(Items from a dataset)
◆ ◆ ◆

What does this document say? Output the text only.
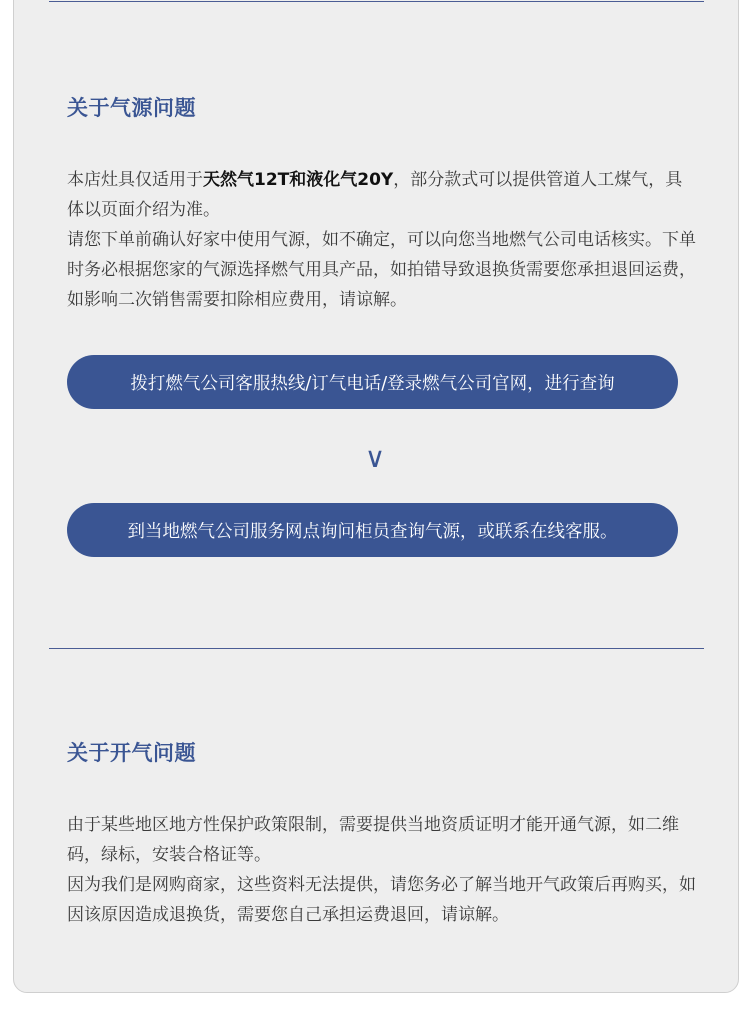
关于气源问题

本店灶具仅适用于天然气12T和液化气20Y，部分款式可以提供管道人工煤气，具体以页面介绍为准。

请您下单前确认好家中使用气源，如不确定，可以向您当地燃气公司电话核实。下单时务必根据您家的气源选择燃气用具产品，如拍错导致退换货需要您承担退回运费，如影响二次销售需要扣除相应费用，请谅解。

拨打燃气公司客服热线/订气电话/登录燃气公司官网，进行查询
∨
到当地燃气公司服务网点询问柜员查询气源，或联系在线客服。
关于开气问题

由于某些地区地方性保护政策限制，需要提供当地资质证明才能开通气源，如二维码，绿标，安装合格证等。

因为我们是网购商家，这些资料无法提供，请您务必了解当地开气政策后再购买，如因该原因造成退换货，需要您自己承担运费退回，请谅解。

◆ ◆ ◆

Could you repeat all of the material exactly? Pictures should not be copied.

What does this document say? Output the text only.
关于气源问题

本店灶具仅适用于天然气12T和液化气20Y，部分款式可以提供管道人工煤气，具体以页面介绍为准。

请您下单前确认好家中使用气源，如不确定，可以向您当地燃气公司电话核实。下单时务必根据您家的气源选择燃气用具产品，如拍错导致退换货需要您承担退回运费，如影响二次销售需要扣除相应费用，请谅解。

拨打燃气公司客服热线/订气电话/登录燃气公司官网，进行查询
∨
到当地燃气公司服务网点询问柜员查询气源，或联系在线客服。
关于开气问题

由于某些地区地方性保护政策限制，需要提供当地资质证明才能开通气源，如二维码，绿标，安装合格证等。

因为我们是网购商家，这些资料无法提供，请您务必了解当地开气政策后再购买，如因该原因造成退换货，需要您自己承担运费退回，请谅解。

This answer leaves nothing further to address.